La vitamina D è un probabile candidato per il trattamento del Covid poiché le sue caratteristiche di modulazione immunitaria hanno effetti sui pazienti con malattia da SARS-CoV-2: è quanto ha rilevato un nuovo studio, pubblicato sul Cardiology Journal la scorsa settimana.
Nella ricerca dal titolo “Vitamin D supplementation to treat SARS-CoV-2 positive patients. Evidence from metaanalysis“, Luiza Szarpak (Institute of Outcomes Research, Polonia University) e colleghi hanno indagato gli effetti della supplementazione di vitamina D per il trattamento di pazienti positivi a SARS-CoV-2 con sindrome respiratoria acuta grave.
Il team di ricercatori ha proceduto ad una revisione sistematica e ad una meta-analisi, focalizzando l’attenzione sulla mortalità a 14 giorni e in ospedale.
Otto articoli sono stati inclusi nella revisione per un totale di 2.322 singoli pazienti, di cui 786 nel gruppo di supplementazione di vitamina D e 1.536 nel gruppo di controllo.
L’uso di vitamina D, in rapporto all’assenza di supplementazione, è stato associato a una inferiore mortalità a 14 giorni (18,8% vs 31,3%), a un tasso inferiore di mortalità ospedaliera (5,6% vs. 16,1%), a una più rara ammissione in terapia intensiva (6,4% vs 23,4%) così come a minore ventilazione meccanica (6,5% vs 18,9%).
In seguito all’analisi, i ricercatori hanno concluso che l’integrazione di vitamina D nei pazienti positivi a SARS-CoV-2 ha un potenziale impatto positivo sui pazienti con sintomi sia lievi che gravi. Poiché diversi studi di controllo randomizzati di alta qualità hanno dimostrato un beneficio in relazione alla mortalità ospedaliera, secondo il team si studiosi la vitamina D dovrebbe essere considerata una terapia supplementare di forte interesse: se la vitamina D dovesse dimostrare di ridurre i tassi di ospedalizzazione e i sintomi al di fuori dell’ambiente ospedaliero, il costo e il beneficio per gli sforzi di mitigazione della pandemia globale sarebbero sostanziali.

···

→ Dettagli esercizio
Nell'articolo sulla vitamina D, riscrivi come elenco puntato il paragrafo che inizia con «L’uso di vitamina D, in rapporto all’assenza di supplementazione». Conserva tutte le percentuali.

→ Materiale estratto
···

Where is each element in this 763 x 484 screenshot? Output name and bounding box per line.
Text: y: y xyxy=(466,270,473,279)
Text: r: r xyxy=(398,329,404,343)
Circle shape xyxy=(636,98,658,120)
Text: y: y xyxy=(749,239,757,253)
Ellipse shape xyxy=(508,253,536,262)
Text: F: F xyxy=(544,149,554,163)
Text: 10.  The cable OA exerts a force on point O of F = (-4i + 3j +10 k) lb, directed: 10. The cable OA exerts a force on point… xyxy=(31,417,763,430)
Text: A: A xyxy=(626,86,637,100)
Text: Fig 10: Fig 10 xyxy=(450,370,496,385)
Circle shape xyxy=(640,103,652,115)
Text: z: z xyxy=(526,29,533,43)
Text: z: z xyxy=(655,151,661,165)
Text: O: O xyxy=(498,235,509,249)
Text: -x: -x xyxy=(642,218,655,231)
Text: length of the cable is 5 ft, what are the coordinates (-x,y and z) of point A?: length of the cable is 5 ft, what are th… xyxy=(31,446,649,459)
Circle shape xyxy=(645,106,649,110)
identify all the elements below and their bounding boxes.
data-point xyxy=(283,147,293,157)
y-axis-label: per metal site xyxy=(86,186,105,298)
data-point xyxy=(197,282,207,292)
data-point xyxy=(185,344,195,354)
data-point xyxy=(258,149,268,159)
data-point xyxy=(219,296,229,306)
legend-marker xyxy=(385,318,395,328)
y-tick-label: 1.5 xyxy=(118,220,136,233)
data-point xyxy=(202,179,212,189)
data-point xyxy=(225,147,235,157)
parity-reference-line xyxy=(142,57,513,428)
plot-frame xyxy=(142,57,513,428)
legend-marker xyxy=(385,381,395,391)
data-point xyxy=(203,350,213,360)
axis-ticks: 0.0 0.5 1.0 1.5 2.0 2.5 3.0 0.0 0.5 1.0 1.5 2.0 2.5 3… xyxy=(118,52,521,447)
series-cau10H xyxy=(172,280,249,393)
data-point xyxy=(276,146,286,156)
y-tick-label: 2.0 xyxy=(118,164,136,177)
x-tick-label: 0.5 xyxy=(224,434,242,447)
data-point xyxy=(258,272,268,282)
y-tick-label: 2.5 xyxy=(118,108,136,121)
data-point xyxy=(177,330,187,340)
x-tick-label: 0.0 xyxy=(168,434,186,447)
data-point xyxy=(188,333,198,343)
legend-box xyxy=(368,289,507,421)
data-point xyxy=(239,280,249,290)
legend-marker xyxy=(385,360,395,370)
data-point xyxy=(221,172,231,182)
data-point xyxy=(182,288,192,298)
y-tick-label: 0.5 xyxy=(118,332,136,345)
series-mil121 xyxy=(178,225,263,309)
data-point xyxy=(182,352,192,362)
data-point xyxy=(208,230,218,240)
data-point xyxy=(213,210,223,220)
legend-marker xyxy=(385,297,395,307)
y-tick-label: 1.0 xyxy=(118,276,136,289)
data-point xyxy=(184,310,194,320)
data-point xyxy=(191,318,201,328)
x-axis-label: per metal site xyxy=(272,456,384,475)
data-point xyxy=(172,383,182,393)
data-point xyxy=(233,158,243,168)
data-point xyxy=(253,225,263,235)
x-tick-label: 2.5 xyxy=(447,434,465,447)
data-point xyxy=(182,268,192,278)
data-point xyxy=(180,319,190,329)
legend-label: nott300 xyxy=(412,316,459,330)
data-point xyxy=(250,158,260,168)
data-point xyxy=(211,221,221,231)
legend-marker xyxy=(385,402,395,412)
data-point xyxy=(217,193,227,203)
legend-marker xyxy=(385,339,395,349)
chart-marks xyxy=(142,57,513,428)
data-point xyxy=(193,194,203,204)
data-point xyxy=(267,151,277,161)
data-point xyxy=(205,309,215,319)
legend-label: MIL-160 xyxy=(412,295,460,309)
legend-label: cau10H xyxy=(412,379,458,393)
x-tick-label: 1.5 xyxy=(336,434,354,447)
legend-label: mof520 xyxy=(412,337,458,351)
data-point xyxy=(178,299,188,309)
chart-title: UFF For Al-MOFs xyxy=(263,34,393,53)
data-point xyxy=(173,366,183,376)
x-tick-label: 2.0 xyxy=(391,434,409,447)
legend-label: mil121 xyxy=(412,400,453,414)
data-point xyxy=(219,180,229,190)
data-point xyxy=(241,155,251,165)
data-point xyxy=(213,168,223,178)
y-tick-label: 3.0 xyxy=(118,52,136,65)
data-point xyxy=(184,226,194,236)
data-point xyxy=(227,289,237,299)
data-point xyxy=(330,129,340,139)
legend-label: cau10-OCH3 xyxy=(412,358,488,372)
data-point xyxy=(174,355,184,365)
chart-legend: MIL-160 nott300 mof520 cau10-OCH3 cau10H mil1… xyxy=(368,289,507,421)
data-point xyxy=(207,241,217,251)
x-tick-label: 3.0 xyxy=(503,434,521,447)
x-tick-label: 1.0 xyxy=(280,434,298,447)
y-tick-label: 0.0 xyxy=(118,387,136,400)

···

→ Risultato atteso
Rispetto all'assenza di supplementazione, l'uso di vitamina D è stato associato a:
- mortalità a 14 giorni inferiore (18,8% vs 31,3%)
- tasso di mortalità ospedaliera inferiore (5,6% vs 16,1%)
- ammissione in terapia intensiva più rara (6,4% vs 23,4%)
- minore ventilazione meccanica (6,5% vs 18,9%)